━━━ Record list ━━━
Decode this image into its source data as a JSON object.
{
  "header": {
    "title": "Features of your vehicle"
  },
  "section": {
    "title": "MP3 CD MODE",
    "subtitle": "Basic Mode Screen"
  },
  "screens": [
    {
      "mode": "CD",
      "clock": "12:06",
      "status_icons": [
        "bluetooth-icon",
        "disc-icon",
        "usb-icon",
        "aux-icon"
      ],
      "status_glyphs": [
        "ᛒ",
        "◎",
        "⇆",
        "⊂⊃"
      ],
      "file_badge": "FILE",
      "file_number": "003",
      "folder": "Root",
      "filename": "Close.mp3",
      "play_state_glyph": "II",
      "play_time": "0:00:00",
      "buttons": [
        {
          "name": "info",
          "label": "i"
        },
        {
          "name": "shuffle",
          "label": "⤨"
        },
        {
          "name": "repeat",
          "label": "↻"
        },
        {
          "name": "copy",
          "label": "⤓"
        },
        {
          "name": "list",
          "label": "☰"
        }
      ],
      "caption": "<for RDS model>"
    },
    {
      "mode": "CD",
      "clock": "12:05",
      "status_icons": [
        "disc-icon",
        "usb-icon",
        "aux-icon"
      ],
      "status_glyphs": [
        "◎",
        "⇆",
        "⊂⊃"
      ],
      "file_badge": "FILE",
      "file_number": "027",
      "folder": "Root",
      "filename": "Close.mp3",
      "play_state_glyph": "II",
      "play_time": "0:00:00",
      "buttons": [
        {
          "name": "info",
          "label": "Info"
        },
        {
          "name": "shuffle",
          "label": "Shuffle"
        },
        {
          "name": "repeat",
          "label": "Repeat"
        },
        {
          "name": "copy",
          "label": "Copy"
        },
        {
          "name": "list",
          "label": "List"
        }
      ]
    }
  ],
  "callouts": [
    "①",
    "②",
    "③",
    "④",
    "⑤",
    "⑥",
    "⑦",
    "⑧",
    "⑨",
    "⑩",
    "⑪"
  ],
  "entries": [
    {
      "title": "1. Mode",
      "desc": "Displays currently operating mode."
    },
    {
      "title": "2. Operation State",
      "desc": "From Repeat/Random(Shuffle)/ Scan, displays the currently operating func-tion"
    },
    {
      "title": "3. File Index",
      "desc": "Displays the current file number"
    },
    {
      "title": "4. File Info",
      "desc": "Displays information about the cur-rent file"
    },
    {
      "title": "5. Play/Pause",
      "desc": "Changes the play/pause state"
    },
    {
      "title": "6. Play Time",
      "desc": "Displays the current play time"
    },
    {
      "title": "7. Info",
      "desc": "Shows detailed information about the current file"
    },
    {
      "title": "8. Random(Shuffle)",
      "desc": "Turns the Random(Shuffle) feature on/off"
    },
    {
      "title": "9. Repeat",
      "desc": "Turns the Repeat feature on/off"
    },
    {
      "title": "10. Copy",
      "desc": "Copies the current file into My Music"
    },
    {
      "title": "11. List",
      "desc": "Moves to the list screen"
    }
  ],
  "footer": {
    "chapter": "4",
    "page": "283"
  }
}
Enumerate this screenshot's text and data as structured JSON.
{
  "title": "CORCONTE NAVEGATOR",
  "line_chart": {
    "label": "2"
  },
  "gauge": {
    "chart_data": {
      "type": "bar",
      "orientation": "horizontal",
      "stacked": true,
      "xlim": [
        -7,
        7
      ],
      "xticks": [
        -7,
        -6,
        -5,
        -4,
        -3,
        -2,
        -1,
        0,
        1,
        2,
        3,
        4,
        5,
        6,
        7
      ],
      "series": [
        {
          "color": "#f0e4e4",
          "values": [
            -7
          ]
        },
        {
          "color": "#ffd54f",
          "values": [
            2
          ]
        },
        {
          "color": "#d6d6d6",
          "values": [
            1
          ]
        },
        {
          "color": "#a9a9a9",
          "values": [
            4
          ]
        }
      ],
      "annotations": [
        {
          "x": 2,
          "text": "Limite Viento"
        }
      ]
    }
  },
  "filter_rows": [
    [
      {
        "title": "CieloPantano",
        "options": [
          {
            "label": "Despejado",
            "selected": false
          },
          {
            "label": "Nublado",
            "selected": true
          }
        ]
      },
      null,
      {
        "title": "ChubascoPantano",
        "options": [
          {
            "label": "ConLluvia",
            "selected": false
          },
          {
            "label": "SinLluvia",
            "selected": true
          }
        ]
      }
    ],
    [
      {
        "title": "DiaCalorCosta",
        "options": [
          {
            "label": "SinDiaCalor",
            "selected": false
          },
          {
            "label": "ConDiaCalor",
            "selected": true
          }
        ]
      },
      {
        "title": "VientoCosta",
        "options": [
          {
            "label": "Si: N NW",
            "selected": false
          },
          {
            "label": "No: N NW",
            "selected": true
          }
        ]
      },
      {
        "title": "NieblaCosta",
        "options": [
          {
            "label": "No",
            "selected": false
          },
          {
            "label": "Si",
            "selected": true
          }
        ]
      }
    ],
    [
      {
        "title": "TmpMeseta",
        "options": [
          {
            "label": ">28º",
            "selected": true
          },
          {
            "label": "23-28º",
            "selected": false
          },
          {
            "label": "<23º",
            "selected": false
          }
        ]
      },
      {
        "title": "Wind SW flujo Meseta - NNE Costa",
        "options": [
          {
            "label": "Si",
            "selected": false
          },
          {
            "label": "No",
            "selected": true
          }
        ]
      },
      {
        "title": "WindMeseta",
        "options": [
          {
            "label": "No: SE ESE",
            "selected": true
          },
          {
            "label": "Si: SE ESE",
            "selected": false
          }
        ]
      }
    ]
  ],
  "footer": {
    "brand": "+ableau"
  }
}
━━━
• [What you should do]
Take the data above and return it exactly.

• [Problem solution]
Decode this image into its source data as a JSON object.
{
  "header": {
    "title": "Features of your vehicle"
  },
  "section": {
    "title": "MP3 CD MODE",
    "subtitle": "Basic Mode Screen"
  },
  "screens": [
    {
      "mode": "CD",
      "clock": "12:06",
      "status_icons": [
        "bluetooth-icon",
        "disc-icon",
        "usb-icon",
        "aux-icon"
      ],
      "status_glyphs": [
        "ᛒ",
        "◎",
        "⇆",
        "⊂⊃"
      ],
      "file_badge": "FILE",
      "file_number": "003",
      "folder": "Root",
      "filename": "Close.mp3",
      "play_state_glyph": "II",
      "play_time": "0:00:00",
      "buttons": [
        {
          "name": "info",
          "label": "i"
        },
        {
          "name": "shuffle",
          "label": "⤨"
        },
        {
          "name": "repeat",
          "label": "↻"
        },
        {
          "name": "copy",
          "label": "⤓"
        },
        {
          "name": "list",
          "label": "☰"
        }
      ],
      "caption": "<for RDS model>"
    },
    {
      "mode": "CD",
      "clock": "12:05",
      "status_icons": [
        "disc-icon",
        "usb-icon",
        "aux-icon"
      ],
      "status_glyphs": [
        "◎",
        "⇆",
        "⊂⊃"
      ],
      "file_badge": "FILE",
      "file_number": "027",
      "folder": "Root",
      "filename": "Close.mp3",
      "play_state_glyph": "II",
      "play_time": "0:00:00",
      "buttons": [
        {
          "name": "info",
          "label": "Info"
        },
        {
          "name": "shuffle",
          "label": "Shuffle"
        },
        {
          "name": "repeat",
          "label": "Repeat"
        },
        {
          "name": "copy",
          "label": "Copy"
        },
        {
          "name": "list",
          "label": "List"
        }
      ]
    }
  ],
  "callouts": [
    "①",
    "②",
    "③",
    "④",
    "⑤",
    "⑥",
    "⑦",
    "⑧",
    "⑨",
    "⑩",
    "⑪"
  ],
  "entries": [
    {
      "title": "1. Mode",
      "desc": "Displays currently operating mode."
    },
    {
      "title": "2. Operation State",
      "desc": "From Repeat/Random(Shuffle)/ Scan, displays the currently operating func-tion"
    },
    {
      "title": "3. File Index",
      "desc": "Displays the current file number"
    },
    {
      "title": "4. File Info",
      "desc": "Displays information about the cur-rent file"
    },
    {
      "title": "5. Play/Pause",
      "desc": "Changes the play/pause state"
    },
    {
      "title": "6. Play Time",
      "desc": "Displays the current play time"
    },
    {
      "title": "7. Info",
      "desc": "Shows detailed information about the current file"
    },
    {
      "title": "8. Random(Shuffle)",
      "desc": "Turns the Random(Shuffle) feature on/off"
    },
    {
      "title": "9. Repeat",
      "desc": "Turns the Repeat feature on/off"
    },
    {
      "title": "10. Copy",
      "desc": "Copies the current file into My Music"
    },
    {
      "title": "11. List",
      "desc": "Moves to the list screen"
    }
  ],
  "footer": {
    "chapter": "4",
    "page": "283"
  }
}
Enumerate this screenshot's text and data as structured JSON.
{
  "title": "CORCONTE NAVEGATOR",
  "line_chart": {
    "label": "2"
  },
  "gauge": {
    "chart_data": {
      "type": "bar",
      "orientation": "horizontal",
      "stacked": true,
      "xlim": [
        -7,
        7
      ],
      "xticks": [
        -7,
        -6,
        -5,
        -4,
        -3,
        -2,
        -1,
        0,
        1,
        2,
        3,
        4,
        5,
        6,
        7
      ],
      "series": [
        {
          "color": "#f0e4e4",
          "values": [
            -7
          ]
        },
        {
          "color": "#ffd54f",
          "values": [
            2
          ]
        },
        {
          "color": "#d6d6d6",
          "values": [
            1
          ]
        },
        {
          "color": "#a9a9a9",
          "values": [
            4
          ]
        }
      ],
      "annotations": [
        {
          "x": 2,
          "text": "Limite Viento"
        }
      ]
    }
  },
  "filter_rows": [
    [
      {
        "title": "CieloPantano",
        "options": [
          {
            "label": "Despejado",
            "selected": false
          },
          {
            "label": "Nublado",
            "selected": true
          }
        ]
      },
      null,
      {
        "title": "ChubascoPantano",
        "options": [
          {
            "label": "ConLluvia",
            "selected": false
          },
          {
            "label": "SinLluvia",
            "selected": true
          }
        ]
      }
    ],
    [
      {
        "title": "DiaCalorCosta",
        "options": [
          {
            "label": "SinDiaCalor",
            "selected": false
          },
          {
            "label": "ConDiaCalor",
            "selected": true
          }
        ]
      },
      {
        "title": "VientoCosta",
        "options": [
          {
            "label": "Si: N NW",
            "selected": false
          },
          {
            "label": "No: N NW",
            "selected": true
          }
        ]
      },
      {
        "title": "NieblaCosta",
        "options": [
          {
            "label": "No",
            "selected": false
          },
          {
            "label": "Si",
            "selected": true
          }
        ]
      }
    ],
    [
      {
        "title": "TmpMeseta",
        "options": [
          {
            "label": ">28º",
            "selected": true
          },
          {
            "label": "23-28º",
            "selected": false
          },
          {
            "label": "<23º",
            "selected": false
          }
        ]
      },
      {
        "title": "Wind SW flujo Meseta - NNE Costa",
        "options": [
          {
            "label": "Si",
            "selected": false
          },
          {
            "label": "No",
            "selected": true
          }
        ]
      },
      {
        "title": "WindMeseta",
        "options": [
          {
            "label": "No: SE ESE",
            "selected": true
          },
          {
            "label": "Si: SE ESE",
            "selected": false
          }
        ]
      }
    ]
  ],
  "footer": {
    "brand": "+ableau"
  }
}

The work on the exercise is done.